== Supplied material ==
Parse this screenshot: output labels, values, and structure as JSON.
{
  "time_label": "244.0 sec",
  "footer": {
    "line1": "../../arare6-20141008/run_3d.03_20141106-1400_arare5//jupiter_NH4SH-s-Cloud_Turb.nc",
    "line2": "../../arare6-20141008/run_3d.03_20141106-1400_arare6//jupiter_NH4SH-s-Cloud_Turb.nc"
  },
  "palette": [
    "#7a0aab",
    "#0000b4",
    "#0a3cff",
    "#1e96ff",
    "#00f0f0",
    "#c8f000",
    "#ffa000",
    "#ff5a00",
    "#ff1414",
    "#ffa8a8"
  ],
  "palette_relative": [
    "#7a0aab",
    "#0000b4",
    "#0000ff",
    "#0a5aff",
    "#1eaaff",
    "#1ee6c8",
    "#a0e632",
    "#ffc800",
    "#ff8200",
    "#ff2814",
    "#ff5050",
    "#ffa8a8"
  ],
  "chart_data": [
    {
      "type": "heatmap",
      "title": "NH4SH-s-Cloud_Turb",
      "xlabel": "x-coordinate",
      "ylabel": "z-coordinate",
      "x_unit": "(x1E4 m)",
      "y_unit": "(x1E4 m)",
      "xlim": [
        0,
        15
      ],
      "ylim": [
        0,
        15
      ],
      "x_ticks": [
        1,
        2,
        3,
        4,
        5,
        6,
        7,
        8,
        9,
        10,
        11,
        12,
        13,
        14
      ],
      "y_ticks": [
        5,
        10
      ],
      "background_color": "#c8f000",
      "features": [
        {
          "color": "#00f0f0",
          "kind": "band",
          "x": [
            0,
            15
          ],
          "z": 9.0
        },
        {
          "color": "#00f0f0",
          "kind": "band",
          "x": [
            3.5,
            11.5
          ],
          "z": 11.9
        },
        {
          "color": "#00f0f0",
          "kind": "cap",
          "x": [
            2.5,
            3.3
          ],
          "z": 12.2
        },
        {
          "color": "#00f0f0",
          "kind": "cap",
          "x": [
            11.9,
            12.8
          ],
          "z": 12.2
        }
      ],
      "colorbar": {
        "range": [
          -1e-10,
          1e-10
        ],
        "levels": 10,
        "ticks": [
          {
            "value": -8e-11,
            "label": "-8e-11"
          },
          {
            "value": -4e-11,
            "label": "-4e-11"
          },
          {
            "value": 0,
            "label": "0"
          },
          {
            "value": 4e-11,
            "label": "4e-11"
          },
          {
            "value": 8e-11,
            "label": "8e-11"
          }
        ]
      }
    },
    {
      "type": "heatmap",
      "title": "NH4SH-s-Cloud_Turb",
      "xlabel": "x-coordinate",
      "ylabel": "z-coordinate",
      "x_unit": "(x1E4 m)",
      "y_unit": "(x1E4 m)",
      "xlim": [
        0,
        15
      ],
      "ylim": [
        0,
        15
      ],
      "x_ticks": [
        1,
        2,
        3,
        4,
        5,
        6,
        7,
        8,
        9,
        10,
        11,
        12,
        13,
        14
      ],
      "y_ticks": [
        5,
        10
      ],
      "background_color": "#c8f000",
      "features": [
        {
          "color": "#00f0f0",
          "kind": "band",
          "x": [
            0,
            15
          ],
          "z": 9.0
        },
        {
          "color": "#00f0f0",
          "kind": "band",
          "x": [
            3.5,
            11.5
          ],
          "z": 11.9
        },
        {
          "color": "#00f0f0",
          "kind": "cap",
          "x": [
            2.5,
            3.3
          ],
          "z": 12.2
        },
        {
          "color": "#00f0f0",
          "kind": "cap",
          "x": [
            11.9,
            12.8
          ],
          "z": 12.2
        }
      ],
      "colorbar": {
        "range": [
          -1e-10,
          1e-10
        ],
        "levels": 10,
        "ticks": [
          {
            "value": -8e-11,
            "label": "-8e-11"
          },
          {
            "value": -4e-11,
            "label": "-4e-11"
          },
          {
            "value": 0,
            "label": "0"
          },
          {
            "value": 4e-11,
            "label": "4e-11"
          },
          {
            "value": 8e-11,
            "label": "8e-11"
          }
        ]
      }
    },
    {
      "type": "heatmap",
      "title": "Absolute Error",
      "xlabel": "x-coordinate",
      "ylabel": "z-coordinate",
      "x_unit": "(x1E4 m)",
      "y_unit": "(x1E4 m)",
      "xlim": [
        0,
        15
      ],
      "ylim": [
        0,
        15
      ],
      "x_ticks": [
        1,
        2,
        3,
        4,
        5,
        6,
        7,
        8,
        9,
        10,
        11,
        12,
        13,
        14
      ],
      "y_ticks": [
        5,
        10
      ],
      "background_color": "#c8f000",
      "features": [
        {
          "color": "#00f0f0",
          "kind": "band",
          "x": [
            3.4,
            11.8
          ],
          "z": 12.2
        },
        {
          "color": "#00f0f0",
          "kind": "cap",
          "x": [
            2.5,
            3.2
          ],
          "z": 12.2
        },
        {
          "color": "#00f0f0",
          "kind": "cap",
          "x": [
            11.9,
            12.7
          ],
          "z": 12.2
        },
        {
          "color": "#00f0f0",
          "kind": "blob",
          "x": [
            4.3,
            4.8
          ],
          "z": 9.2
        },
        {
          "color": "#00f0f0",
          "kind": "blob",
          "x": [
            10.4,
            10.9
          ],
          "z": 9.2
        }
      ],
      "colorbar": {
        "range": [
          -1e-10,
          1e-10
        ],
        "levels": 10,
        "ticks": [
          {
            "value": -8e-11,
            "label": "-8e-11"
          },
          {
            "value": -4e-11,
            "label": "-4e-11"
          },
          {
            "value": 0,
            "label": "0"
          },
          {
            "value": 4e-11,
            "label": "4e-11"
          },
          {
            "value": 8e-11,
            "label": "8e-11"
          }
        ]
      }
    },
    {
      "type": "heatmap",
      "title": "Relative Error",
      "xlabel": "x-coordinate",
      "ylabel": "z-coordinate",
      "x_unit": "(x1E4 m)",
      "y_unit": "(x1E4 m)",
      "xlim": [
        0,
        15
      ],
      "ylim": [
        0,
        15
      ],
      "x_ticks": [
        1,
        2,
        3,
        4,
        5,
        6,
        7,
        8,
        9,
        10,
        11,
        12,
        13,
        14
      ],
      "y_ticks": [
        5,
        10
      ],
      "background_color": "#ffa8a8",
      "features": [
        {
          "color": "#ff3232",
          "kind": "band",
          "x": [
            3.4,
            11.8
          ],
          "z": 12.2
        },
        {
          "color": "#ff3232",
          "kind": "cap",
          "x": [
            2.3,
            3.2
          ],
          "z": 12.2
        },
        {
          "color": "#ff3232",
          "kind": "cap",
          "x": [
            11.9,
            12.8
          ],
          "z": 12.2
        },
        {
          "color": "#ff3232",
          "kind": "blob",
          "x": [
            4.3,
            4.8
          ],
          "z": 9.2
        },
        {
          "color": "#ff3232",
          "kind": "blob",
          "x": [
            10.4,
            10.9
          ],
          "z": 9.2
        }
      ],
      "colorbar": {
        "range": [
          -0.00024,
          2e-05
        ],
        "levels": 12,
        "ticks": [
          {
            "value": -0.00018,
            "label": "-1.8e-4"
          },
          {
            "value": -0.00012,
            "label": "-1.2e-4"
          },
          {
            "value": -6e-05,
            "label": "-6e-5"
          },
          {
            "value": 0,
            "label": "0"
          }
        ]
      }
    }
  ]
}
===
Written request
Copy out every entry again, exactly as it was given.

Expected output
Parse this screenshot: output labels, values, and structure as JSON.
{
  "time_label": "244.0 sec",
  "footer": {
    "line1": "../../arare6-20141008/run_3d.03_20141106-1400_arare5//jupiter_NH4SH-s-Cloud_Turb.nc",
    "line2": "../../arare6-20141008/run_3d.03_20141106-1400_arare6//jupiter_NH4SH-s-Cloud_Turb.nc"
  },
  "palette": [
    "#7a0aab",
    "#0000b4",
    "#0a3cff",
    "#1e96ff",
    "#00f0f0",
    "#c8f000",
    "#ffa000",
    "#ff5a00",
    "#ff1414",
    "#ffa8a8"
  ],
  "palette_relative": [
    "#7a0aab",
    "#0000b4",
    "#0000ff",
    "#0a5aff",
    "#1eaaff",
    "#1ee6c8",
    "#a0e632",
    "#ffc800",
    "#ff8200",
    "#ff2814",
    "#ff5050",
    "#ffa8a8"
  ],
  "chart_data": [
    {
      "type": "heatmap",
      "title": "NH4SH-s-Cloud_Turb",
      "xlabel": "x-coordinate",
      "ylabel": "z-coordinate",
      "x_unit": "(x1E4 m)",
      "y_unit": "(x1E4 m)",
      "xlim": [
        0,
        15
      ],
      "ylim": [
        0,
        15
      ],
      "x_ticks": [
        1,
        2,
        3,
        4,
        5,
        6,
        7,
        8,
        9,
        10,
        11,
        12,
        13,
        14
      ],
      "y_ticks": [
        5,
        10
      ],
      "background_color": "#c8f000",
      "features": [
        {
          "color": "#00f0f0",
          "kind": "band",
          "x": [
            0,
            15
          ],
          "z": 9.0
        },
        {
          "color": "#00f0f0",
          "kind": "band",
          "x": [
            3.5,
            11.5
          ],
          "z": 11.9
        },
        {
          "color": "#00f0f0",
          "kind": "cap",
          "x": [
            2.5,
            3.3
          ],
          "z": 12.2
        },
        {
          "color": "#00f0f0",
          "kind": "cap",
          "x": [
            11.9,
            12.8
          ],
          "z": 12.2
        }
      ],
      "colorbar": {
        "range": [
          -1e-10,
          1e-10
        ],
        "levels": 10,
        "ticks": [
          {
            "value": -8e-11,
            "label": "-8e-11"
          },
          {
            "value": -4e-11,
            "label": "-4e-11"
          },
          {
            "value": 0,
            "label": "0"
          },
          {
            "value": 4e-11,
            "label": "4e-11"
          },
          {
            "value": 8e-11,
            "label": "8e-11"
          }
        ]
      }
    },
    {
      "type": "heatmap",
      "title": "NH4SH-s-Cloud_Turb",
      "xlabel": "x-coordinate",
      "ylabel": "z-coordinate",
      "x_unit": "(x1E4 m)",
      "y_unit": "(x1E4 m)",
      "xlim": [
        0,
        15
      ],
      "ylim": [
        0,
        15
      ],
      "x_ticks": [
        1,
        2,
        3,
        4,
        5,
        6,
        7,
        8,
        9,
        10,
        11,
        12,
        13,
        14
      ],
      "y_ticks": [
        5,
        10
      ],
      "background_color": "#c8f000",
      "features": [
        {
          "color": "#00f0f0",
          "kind": "band",
          "x": [
            0,
            15
          ],
          "z": 9.0
        },
        {
          "color": "#00f0f0",
          "kind": "band",
          "x": [
            3.5,
            11.5
          ],
          "z": 11.9
        },
        {
          "color": "#00f0f0",
          "kind": "cap",
          "x": [
            2.5,
            3.3
          ],
          "z": 12.2
        },
        {
          "color": "#00f0f0",
          "kind": "cap",
          "x": [
            11.9,
            12.8
          ],
          "z": 12.2
        }
      ],
      "colorbar": {
        "range": [
          -1e-10,
          1e-10
        ],
        "levels": 10,
        "ticks": [
          {
            "value": -8e-11,
            "label": "-8e-11"
          },
          {
            "value": -4e-11,
            "label": "-4e-11"
          },
          {
            "value": 0,
            "label": "0"
          },
          {
            "value": 4e-11,
            "label": "4e-11"
          },
          {
            "value": 8e-11,
            "label": "8e-11"
          }
        ]
      }
    },
    {
      "type": "heatmap",
      "title": "Absolute Error",
      "xlabel": "x-coordinate",
      "ylabel": "z-coordinate",
      "x_unit": "(x1E4 m)",
      "y_unit": "(x1E4 m)",
      "xlim": [
        0,
        15
      ],
      "ylim": [
        0,
        15
      ],
      "x_ticks": [
        1,
        2,
        3,
        4,
        5,
        6,
        7,
        8,
        9,
        10,
        11,
        12,
        13,
        14
      ],
      "y_ticks": [
        5,
        10
      ],
      "background_color": "#c8f000",
      "features": [
        {
          "color": "#00f0f0",
          "kind": "band",
          "x": [
            3.4,
            11.8
          ],
          "z": 12.2
        },
        {
          "color": "#00f0f0",
          "kind": "cap",
          "x": [
            2.5,
            3.2
          ],
          "z": 12.2
        },
        {
          "color": "#00f0f0",
          "kind": "cap",
          "x": [
            11.9,
            12.7
          ],
          "z": 12.2
        },
        {
          "color": "#00f0f0",
          "kind": "blob",
          "x": [
            4.3,
            4.8
          ],
          "z": 9.2
        },
        {
          "color": "#00f0f0",
          "kind": "blob",
          "x": [
            10.4,
            10.9
          ],
          "z": 9.2
        }
      ],
      "colorbar": {
        "range": [
          -1e-10,
          1e-10
        ],
        "levels": 10,
        "ticks": [
          {
            "value": -8e-11,
            "label": "-8e-11"
          },
          {
            "value": -4e-11,
            "label": "-4e-11"
          },
          {
            "value": 0,
            "label": "0"
          },
          {
            "value": 4e-11,
            "label": "4e-11"
          },
          {
            "value": 8e-11,
            "label": "8e-11"
          }
        ]
      }
    },
    {
      "type": "heatmap",
      "title": "Relative Error",
      "xlabel": "x-coordinate",
      "ylabel": "z-coordinate",
      "x_unit": "(x1E4 m)",
      "y_unit": "(x1E4 m)",
      "xlim": [
        0,
        15
      ],
      "ylim": [
        0,
        15
      ],
      "x_ticks": [
        1,
        2,
        3,
        4,
        5,
        6,
        7,
        8,
        9,
        10,
        11,
        12,
        13,
        14
      ],
      "y_ticks": [
        5,
        10
      ],
      "background_color": "#ffa8a8",
      "features": [
        {
          "color": "#ff3232",
          "kind": "band",
          "x": [
            3.4,
            11.8
          ],
          "z": 12.2
        },
        {
          "color": "#ff3232",
          "kind": "cap",
          "x": [
            2.3,
            3.2
          ],
          "z": 12.2
        },
        {
          "color": "#ff3232",
          "kind": "cap",
          "x": [
            11.9,
            12.8
          ],
          "z": 12.2
        },
        {
          "color": "#ff3232",
          "kind": "blob",
          "x": [
            4.3,
            4.8
          ],
          "z": 9.2
        },
        {
          "color": "#ff3232",
          "kind": "blob",
          "x": [
            10.4,
            10.9
          ],
          "z": 9.2
        }
      ],
      "colorbar": {
        "range": [
          -0.00024,
          2e-05
        ],
        "levels": 12,
        "ticks": [
          {
            "value": -0.00018,
            "label": "-1.8e-4"
          },
          {
            "value": -0.00012,
            "label": "-1.2e-4"
          },
          {
            "value": -6e-05,
            "label": "-6e-5"
          },
          {
            "value": 0,
            "label": "0"
          }
        ]
      }
    }
  ]
}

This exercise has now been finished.